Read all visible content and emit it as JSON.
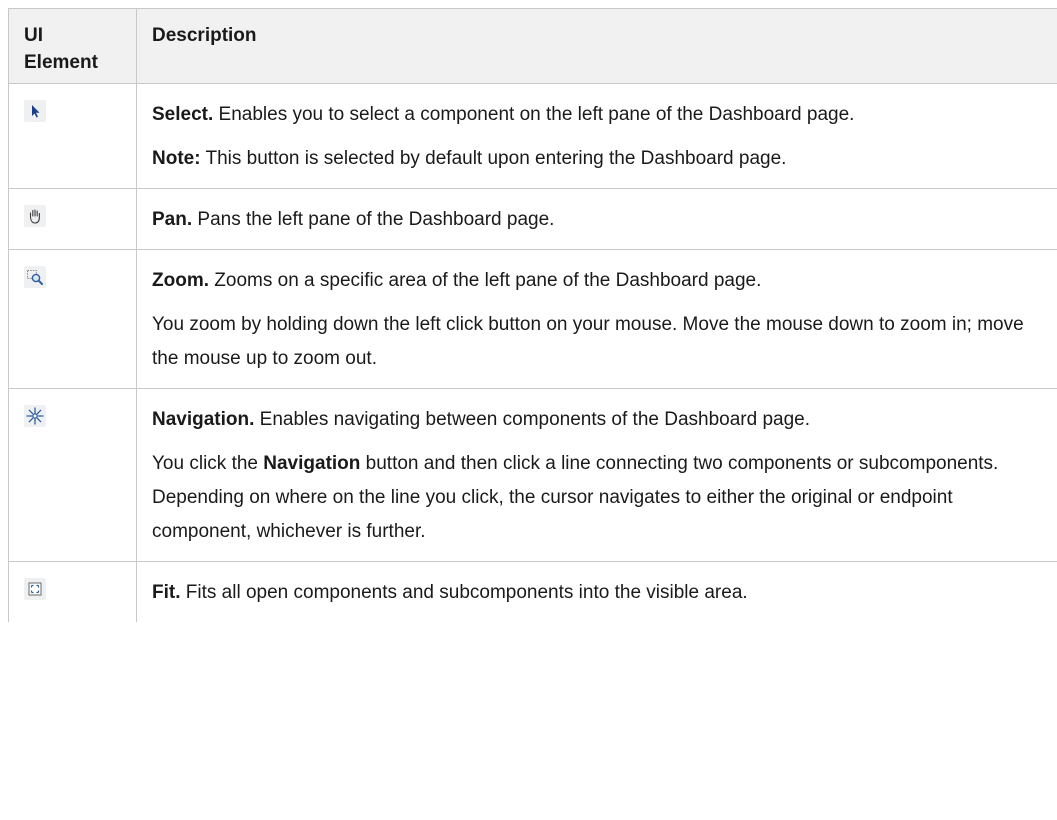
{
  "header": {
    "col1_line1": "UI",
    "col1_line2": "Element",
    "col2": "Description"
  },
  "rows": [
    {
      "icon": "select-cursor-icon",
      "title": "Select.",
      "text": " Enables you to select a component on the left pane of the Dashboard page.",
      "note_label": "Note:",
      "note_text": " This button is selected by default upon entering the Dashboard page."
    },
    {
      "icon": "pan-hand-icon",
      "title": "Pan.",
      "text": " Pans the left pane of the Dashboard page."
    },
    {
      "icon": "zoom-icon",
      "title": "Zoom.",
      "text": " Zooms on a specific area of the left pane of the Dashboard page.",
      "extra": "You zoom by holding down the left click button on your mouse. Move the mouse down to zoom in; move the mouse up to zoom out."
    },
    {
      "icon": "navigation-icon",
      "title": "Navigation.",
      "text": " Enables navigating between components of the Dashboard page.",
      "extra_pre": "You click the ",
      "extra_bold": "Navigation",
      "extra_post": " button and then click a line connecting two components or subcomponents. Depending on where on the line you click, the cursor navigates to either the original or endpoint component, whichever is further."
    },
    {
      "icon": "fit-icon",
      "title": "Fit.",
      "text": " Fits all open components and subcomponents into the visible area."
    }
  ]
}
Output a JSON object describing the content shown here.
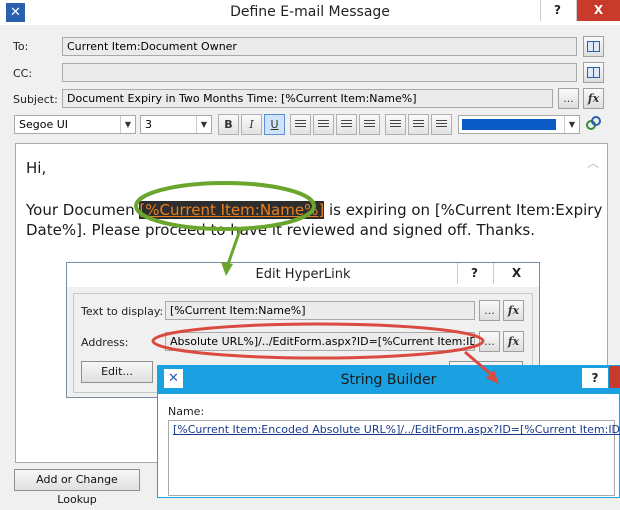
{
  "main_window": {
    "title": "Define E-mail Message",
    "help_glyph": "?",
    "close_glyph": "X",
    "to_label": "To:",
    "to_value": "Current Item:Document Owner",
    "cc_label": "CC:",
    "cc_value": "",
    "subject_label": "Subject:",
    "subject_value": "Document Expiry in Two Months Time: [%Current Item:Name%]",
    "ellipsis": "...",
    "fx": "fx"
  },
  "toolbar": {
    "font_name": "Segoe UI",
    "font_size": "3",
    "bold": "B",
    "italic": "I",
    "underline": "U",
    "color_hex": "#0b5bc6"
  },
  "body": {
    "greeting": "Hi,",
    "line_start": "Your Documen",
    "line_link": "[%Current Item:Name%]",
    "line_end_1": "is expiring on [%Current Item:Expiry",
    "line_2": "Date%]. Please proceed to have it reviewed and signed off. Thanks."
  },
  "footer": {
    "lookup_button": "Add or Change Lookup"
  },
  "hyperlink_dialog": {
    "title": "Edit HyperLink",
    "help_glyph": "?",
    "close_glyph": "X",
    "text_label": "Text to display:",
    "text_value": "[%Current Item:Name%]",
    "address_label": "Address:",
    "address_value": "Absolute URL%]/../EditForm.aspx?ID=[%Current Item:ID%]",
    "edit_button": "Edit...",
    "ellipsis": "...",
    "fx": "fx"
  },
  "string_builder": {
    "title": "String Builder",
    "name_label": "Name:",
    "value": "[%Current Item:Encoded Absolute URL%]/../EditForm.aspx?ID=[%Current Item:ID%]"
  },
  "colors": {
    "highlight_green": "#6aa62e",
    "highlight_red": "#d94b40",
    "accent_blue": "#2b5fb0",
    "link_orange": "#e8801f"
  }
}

□ □ □ □ □

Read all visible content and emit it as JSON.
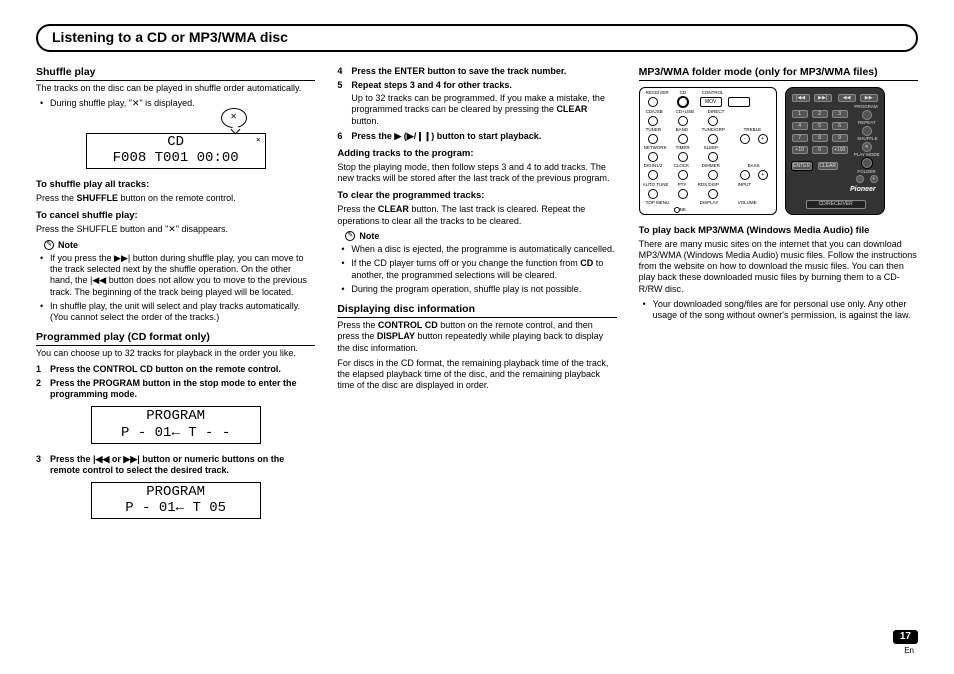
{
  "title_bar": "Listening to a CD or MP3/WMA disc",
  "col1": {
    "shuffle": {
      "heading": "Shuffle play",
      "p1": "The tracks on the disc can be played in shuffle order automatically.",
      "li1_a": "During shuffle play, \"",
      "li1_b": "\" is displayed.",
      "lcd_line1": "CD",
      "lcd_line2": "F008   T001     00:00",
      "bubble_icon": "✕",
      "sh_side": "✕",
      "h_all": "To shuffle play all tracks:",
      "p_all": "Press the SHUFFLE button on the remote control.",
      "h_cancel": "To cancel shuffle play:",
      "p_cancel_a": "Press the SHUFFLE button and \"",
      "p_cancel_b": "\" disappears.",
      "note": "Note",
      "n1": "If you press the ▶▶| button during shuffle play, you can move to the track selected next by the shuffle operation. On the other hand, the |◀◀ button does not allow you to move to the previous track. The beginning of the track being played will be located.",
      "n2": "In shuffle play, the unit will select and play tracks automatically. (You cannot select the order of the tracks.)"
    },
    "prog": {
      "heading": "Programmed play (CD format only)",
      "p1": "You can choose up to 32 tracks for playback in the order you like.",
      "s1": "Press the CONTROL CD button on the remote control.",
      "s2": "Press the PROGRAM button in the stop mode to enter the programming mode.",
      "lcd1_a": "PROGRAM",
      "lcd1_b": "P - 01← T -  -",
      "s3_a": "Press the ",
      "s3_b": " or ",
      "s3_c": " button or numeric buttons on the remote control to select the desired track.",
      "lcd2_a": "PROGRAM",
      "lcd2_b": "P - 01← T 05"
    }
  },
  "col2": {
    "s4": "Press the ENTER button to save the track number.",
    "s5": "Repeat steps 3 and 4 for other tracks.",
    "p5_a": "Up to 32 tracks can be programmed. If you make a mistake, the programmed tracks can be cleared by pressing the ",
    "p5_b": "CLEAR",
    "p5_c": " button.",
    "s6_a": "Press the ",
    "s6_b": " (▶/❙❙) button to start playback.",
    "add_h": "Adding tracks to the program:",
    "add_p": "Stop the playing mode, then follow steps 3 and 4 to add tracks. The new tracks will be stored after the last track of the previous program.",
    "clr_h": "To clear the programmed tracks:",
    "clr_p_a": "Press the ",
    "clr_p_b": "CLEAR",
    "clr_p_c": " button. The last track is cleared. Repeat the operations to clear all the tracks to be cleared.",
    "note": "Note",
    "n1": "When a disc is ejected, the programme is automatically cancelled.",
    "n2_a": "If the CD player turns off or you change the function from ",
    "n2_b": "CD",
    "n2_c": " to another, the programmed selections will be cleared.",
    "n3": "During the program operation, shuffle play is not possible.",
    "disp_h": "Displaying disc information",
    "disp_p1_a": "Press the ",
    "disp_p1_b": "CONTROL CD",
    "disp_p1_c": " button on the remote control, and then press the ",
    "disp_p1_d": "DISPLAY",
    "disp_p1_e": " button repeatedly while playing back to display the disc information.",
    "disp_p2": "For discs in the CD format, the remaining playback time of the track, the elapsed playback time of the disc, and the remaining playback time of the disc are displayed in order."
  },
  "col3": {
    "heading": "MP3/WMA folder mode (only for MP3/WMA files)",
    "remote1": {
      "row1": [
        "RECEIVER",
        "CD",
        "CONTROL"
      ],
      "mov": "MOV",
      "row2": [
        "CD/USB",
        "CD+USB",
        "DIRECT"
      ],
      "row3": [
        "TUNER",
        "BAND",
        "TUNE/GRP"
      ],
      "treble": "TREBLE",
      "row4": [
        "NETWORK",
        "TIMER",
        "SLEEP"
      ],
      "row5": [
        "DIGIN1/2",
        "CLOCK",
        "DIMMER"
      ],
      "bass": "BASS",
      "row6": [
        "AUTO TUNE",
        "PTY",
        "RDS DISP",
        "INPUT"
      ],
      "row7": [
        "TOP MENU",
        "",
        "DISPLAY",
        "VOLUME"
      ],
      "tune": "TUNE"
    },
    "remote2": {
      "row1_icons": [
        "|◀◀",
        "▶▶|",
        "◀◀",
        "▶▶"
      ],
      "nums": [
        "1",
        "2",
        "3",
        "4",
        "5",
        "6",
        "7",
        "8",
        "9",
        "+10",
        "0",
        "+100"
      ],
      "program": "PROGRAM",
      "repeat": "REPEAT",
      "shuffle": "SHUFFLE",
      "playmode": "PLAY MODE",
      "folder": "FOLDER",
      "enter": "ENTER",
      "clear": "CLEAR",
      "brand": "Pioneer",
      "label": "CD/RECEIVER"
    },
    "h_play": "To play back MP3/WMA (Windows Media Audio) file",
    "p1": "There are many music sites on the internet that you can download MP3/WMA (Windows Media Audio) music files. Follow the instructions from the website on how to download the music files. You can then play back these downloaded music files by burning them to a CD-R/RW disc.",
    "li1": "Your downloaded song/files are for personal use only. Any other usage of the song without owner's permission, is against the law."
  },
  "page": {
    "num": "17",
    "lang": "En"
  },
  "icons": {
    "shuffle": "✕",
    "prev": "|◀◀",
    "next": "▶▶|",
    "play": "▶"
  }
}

□ □ □ □ □

● **Exercise details**
Above are the records. Copy every line in them holding "Enables".

● **Result of this exercise**
      "text": " Enables you to select a component on the left pane of the Dashboard page.",
      "text": " Enables navigating between components of the Dashboard page.",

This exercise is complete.